┌─ INPUT RECORDS

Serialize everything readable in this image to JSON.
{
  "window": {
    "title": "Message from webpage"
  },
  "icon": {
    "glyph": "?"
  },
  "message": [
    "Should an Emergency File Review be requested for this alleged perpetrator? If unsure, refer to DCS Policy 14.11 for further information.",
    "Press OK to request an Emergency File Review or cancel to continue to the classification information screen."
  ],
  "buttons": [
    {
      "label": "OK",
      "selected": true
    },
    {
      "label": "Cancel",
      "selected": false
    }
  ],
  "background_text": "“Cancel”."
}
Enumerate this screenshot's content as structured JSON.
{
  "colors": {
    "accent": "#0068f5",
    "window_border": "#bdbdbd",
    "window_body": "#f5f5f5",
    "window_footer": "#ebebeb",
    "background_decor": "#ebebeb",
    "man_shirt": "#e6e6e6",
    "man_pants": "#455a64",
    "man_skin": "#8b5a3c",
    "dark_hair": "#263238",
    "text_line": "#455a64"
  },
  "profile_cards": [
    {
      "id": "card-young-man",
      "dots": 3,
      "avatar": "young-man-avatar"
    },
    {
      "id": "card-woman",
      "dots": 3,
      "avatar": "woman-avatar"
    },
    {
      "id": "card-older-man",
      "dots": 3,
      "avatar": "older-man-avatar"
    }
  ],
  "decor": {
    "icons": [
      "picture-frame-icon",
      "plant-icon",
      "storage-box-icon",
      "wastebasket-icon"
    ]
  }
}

└─

GIVEN TASK: Collect every line above that contains the word "JSON".

WRITTEN RESPONSE:
Serialize everything readable in this image to JSON.
Enumerate this screenshot's content as structured JSON.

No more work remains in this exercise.